- **SHORT EXERCISE**:
Write out each line beneath this one exactly as it reads.

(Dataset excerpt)
*-*-*

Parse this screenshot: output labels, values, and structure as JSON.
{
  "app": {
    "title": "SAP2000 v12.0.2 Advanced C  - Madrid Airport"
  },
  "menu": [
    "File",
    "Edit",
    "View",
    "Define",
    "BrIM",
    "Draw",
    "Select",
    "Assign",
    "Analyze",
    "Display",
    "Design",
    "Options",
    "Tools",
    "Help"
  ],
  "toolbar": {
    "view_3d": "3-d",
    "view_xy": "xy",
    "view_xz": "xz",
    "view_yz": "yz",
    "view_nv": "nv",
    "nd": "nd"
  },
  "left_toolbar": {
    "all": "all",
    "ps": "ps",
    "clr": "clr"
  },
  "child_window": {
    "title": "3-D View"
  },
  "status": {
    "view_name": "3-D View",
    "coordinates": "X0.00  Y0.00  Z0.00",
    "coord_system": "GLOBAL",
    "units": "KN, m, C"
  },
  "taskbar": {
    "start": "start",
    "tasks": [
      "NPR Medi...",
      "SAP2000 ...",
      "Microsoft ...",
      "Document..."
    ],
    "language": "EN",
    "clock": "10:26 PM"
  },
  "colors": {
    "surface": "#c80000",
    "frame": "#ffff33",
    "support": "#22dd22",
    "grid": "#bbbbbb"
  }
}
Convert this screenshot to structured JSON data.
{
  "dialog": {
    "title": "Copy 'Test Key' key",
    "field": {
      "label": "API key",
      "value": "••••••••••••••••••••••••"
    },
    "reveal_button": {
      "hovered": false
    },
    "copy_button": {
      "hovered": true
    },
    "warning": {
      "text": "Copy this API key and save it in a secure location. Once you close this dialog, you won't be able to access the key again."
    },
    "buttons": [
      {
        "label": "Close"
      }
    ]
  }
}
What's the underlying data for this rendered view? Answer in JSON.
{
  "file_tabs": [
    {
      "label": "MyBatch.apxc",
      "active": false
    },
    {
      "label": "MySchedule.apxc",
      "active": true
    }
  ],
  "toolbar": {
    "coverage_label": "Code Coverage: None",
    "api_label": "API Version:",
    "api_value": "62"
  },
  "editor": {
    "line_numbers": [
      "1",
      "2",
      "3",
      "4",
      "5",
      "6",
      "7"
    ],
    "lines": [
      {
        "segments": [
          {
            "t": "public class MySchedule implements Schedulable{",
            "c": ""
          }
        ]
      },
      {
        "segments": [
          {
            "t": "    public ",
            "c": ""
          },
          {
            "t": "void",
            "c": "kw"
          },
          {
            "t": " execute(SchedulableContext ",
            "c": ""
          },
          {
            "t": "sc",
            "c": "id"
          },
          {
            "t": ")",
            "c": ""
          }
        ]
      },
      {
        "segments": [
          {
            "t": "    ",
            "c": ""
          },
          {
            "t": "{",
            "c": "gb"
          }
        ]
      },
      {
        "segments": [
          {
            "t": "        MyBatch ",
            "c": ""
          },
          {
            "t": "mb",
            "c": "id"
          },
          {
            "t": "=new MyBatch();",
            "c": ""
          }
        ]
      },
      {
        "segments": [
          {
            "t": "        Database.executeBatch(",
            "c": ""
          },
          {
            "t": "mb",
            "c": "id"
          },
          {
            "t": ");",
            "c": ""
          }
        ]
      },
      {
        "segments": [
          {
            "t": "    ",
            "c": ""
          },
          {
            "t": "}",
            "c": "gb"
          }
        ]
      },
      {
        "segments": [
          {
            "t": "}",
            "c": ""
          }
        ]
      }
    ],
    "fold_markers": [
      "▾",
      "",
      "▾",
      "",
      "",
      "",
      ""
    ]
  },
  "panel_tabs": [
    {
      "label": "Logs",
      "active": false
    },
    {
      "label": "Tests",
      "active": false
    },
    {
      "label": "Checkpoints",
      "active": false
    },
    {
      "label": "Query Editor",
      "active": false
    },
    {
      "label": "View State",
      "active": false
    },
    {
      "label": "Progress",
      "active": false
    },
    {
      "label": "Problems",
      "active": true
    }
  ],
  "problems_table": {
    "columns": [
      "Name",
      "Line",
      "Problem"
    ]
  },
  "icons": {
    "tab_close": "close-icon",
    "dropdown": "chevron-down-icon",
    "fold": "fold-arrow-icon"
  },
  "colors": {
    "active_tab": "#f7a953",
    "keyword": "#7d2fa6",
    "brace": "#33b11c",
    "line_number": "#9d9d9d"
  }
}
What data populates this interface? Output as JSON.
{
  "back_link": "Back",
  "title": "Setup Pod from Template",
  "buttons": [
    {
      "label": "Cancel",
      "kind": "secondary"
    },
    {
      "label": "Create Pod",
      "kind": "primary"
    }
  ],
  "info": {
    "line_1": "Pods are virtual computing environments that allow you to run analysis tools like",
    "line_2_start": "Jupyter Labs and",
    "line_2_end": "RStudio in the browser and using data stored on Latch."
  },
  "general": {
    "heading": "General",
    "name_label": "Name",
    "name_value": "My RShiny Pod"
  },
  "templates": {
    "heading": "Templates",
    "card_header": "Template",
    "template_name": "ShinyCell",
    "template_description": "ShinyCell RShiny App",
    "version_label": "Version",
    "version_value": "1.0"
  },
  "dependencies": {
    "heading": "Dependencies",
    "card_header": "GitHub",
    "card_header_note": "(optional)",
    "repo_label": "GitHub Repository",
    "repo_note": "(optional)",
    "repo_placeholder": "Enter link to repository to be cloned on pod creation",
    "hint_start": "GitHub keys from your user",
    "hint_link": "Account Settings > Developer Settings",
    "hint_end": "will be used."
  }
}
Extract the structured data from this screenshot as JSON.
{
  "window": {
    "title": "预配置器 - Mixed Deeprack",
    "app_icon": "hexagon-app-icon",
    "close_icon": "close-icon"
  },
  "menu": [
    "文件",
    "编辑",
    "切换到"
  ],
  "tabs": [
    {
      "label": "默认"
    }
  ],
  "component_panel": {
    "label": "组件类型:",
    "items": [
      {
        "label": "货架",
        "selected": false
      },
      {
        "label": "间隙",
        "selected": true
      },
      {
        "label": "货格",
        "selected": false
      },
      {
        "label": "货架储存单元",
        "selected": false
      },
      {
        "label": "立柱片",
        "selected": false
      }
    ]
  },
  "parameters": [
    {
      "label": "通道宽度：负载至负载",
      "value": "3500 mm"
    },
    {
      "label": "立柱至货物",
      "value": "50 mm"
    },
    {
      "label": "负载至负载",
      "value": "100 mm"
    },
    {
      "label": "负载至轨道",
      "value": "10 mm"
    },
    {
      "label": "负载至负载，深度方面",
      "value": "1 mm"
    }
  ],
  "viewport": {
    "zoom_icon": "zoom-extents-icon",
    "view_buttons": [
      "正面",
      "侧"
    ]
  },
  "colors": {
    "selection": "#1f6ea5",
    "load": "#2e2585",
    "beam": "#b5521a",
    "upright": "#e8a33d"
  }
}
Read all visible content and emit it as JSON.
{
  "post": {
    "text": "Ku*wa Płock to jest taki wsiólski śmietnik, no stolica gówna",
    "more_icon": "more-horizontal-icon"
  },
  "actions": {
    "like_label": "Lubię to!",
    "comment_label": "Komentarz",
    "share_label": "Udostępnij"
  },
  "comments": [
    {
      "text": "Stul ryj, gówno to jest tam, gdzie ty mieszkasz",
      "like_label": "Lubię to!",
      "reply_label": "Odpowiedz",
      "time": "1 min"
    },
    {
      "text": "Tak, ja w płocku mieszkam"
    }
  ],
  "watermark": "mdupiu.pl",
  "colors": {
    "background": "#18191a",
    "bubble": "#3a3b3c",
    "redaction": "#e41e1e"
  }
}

*-*-*

- **THE RESPONSE**:
Parse this screenshot: output labels, values, and structure as JSON.
{
  "app": {
    "title": "SAP2000 v12.0.2 Advanced C  - Madrid Airport"
  },
  "menu": [
    "File",
    "Edit",
    "View",
    "Define",
    "BrIM",
    "Draw",
    "Select",
    "Assign",
    "Analyze",
    "Display",
    "Design",
    "Options",
    "Tools",
    "Help"
  ],
  "toolbar": {
    "view_3d": "3-d",
    "view_xy": "xy",
    "view_xz": "xz",
    "view_yz": "yz",
    "view_nv": "nv",
    "nd": "nd"
  },
  "left_toolbar": {
    "all": "all",
    "ps": "ps",
    "clr": "clr"
  },
  "child_window": {
    "title": "3-D View"
  },
  "status": {
    "view_name": "3-D View",
    "coordinates": "X0.00  Y0.00  Z0.00",
    "coord_system": "GLOBAL",
    "units": "KN, m, C"
  },
  "taskbar": {
    "start": "start",
    "tasks": [
      "NPR Medi...",
      "SAP2000 ...",
      "Microsoft ...",
      "Document..."
    ],
    "language": "EN",
    "clock": "10:26 PM"
  },
  "colors": {
    "surface": "#c80000",
    "frame": "#ffff33",
    "support": "#22dd22",
    "grid": "#bbbbbb"
  }
}
Convert this screenshot to structured JSON data.
{
  "dialog": {
    "title": "Copy 'Test Key' key",
    "field": {
      "label": "API key",
      "value": "••••••••••••••••••••••••"
    },
    "reveal_button": {
      "hovered": false
    },
    "copy_button": {
      "hovered": true
    },
    "warning": {
      "text": "Copy this API key and save it in a secure location. Once you close this dialog, you won't be able to access the key again."
    },
    "buttons": [
      {
        "label": "Close"
      }
    ]
  }
}
What's the underlying data for this rendered view? Answer in JSON.
{
  "file_tabs": [
    {
      "label": "MyBatch.apxc",
      "active": false
    },
    {
      "label": "MySchedule.apxc",
      "active": true
    }
  ],
  "toolbar": {
    "coverage_label": "Code Coverage: None",
    "api_label": "API Version:",
    "api_value": "62"
  },
  "editor": {
    "line_numbers": [
      "1",
      "2",
      "3",
      "4",
      "5",
      "6",
      "7"
    ],
    "lines": [
      {
        "segments": [
          {
            "t": "public class MySchedule implements Schedulable{",
            "c": ""
          }
        ]
      },
      {
        "segments": [
          {
            "t": "    public ",
            "c": ""
          },
          {
            "t": "void",
            "c": "kw"
          },
          {
            "t": " execute(SchedulableContext ",
            "c": ""
          },
          {
            "t": "sc",
            "c": "id"
          },
          {
            "t": ")",
            "c": ""
          }
        ]
      },
      {
        "segments": [
          {
            "t": "    ",
            "c": ""
          },
          {
            "t": "{",
            "c": "gb"
          }
        ]
      },
      {
        "segments": [
          {
            "t": "        MyBatch ",
            "c": ""
          },
          {
            "t": "mb",
            "c": "id"
          },
          {
            "t": "=new MyBatch();",
            "c": ""
          }
        ]
      },
      {
        "segments": [
          {
            "t": "        Database.executeBatch(",
            "c": ""
          },
          {
            "t": "mb",
            "c": "id"
          },
          {
            "t": ");",
            "c": ""
          }
        ]
      },
      {
        "segments": [
          {
            "t": "    ",
            "c": ""
          },
          {
            "t": "}",
            "c": "gb"
          }
        ]
      },
      {
        "segments": [
          {
            "t": "}",
            "c": ""
          }
        ]
      }
    ],
    "fold_markers": [
      "▾",
      "",
      "▾",
      "",
      "",
      "",
      ""
    ]
  },
  "panel_tabs": [
    {
      "label": "Logs",
      "active": false
    },
    {
      "label": "Tests",
      "active": false
    },
    {
      "label": "Checkpoints",
      "active": false
    },
    {
      "label": "Query Editor",
      "active": false
    },
    {
      "label": "View State",
      "active": false
    },
    {
      "label": "Progress",
      "active": false
    },
    {
      "label": "Problems",
      "active": true
    }
  ],
  "problems_table": {
    "columns": [
      "Name",
      "Line",
      "Problem"
    ]
  },
  "icons": {
    "tab_close": "close-icon",
    "dropdown": "chevron-down-icon",
    "fold": "fold-arrow-icon"
  },
  "colors": {
    "active_tab": "#f7a953",
    "keyword": "#7d2fa6",
    "brace": "#33b11c",
    "line_number": "#9d9d9d"
  }
}
What data populates this interface? Output as JSON.
{
  "back_link": "Back",
  "title": "Setup Pod from Template",
  "buttons": [
    {
      "label": "Cancel",
      "kind": "secondary"
    },
    {
      "label": "Create Pod",
      "kind": "primary"
    }
  ],
  "info": {
    "line_1": "Pods are virtual computing environments that allow you to run analysis tools like",
    "line_2_start": "Jupyter Labs and",
    "line_2_end": "RStudio in the browser and using data stored on Latch."
  },
  "general": {
    "heading": "General",
    "name_label": "Name",
    "name_value": "My RShiny Pod"
  },
  "templates": {
    "heading": "Templates",
    "card_header": "Template",
    "template_name": "ShinyCell",
    "template_description": "ShinyCell RShiny App",
    "version_label": "Version",
    "version_value": "1.0"
  },
  "dependencies": {
    "heading": "Dependencies",
    "card_header": "GitHub",
    "card_header_note": "(optional)",
    "repo_label": "GitHub Repository",
    "repo_note": "(optional)",
    "repo_placeholder": "Enter link to repository to be cloned on pod creation",
    "hint_start": "GitHub keys from your user",
    "hint_link": "Account Settings > Developer Settings",
    "hint_end": "will be used."
  }
}
Extract the structured data from this screenshot as JSON.
{
  "window": {
    "title": "预配置器 - Mixed Deeprack",
    "app_icon": "hexagon-app-icon",
    "close_icon": "close-icon"
  },
  "menu": [
    "文件",
    "编辑",
    "切换到"
  ],
  "tabs": [
    {
      "label": "默认"
    }
  ],
  "component_panel": {
    "label": "组件类型:",
    "items": [
      {
        "label": "货架",
        "selected": false
      },
      {
        "label": "间隙",
        "selected": true
      },
      {
        "label": "货格",
        "selected": false
      },
      {
        "label": "货架储存单元",
        "selected": false
      },
      {
        "label": "立柱片",
        "selected": false
      }
    ]
  },
  "parameters": [
    {
      "label": "通道宽度：负载至负载",
      "value": "3500 mm"
    },
    {
      "label": "立柱至货物",
      "value": "50 mm"
    },
    {
      "label": "负载至负载",
      "value": "100 mm"
    },
    {
      "label": "负载至轨道",
      "value": "10 mm"
    },
    {
      "label": "负载至负载，深度方面",
      "value": "1 mm"
    }
  ],
  "viewport": {
    "zoom_icon": "zoom-extents-icon",
    "view_buttons": [
      "正面",
      "侧"
    ]
  },
  "colors": {
    "selection": "#1f6ea5",
    "load": "#2e2585",
    "beam": "#b5521a",
    "upright": "#e8a33d"
  }
}
Read all visible content and emit it as JSON.
{
  "post": {
    "text": "Ku*wa Płock to jest taki wsiólski śmietnik, no stolica gówna",
    "more_icon": "more-horizontal-icon"
  },
  "actions": {
    "like_label": "Lubię to!",
    "comment_label": "Komentarz",
    "share_label": "Udostępnij"
  },
  "comments": [
    {
      "text": "Stul ryj, gówno to jest tam, gdzie ty mieszkasz",
      "like_label": "Lubię to!",
      "reply_label": "Odpowiedz",
      "time": "1 min"
    },
    {
      "text": "Tak, ja w płocku mieszkam"
    }
  ],
  "watermark": "mdupiu.pl",
  "colors": {
    "background": "#18191a",
    "bubble": "#3a3b3c",
    "redaction": "#e41e1e"
  }
}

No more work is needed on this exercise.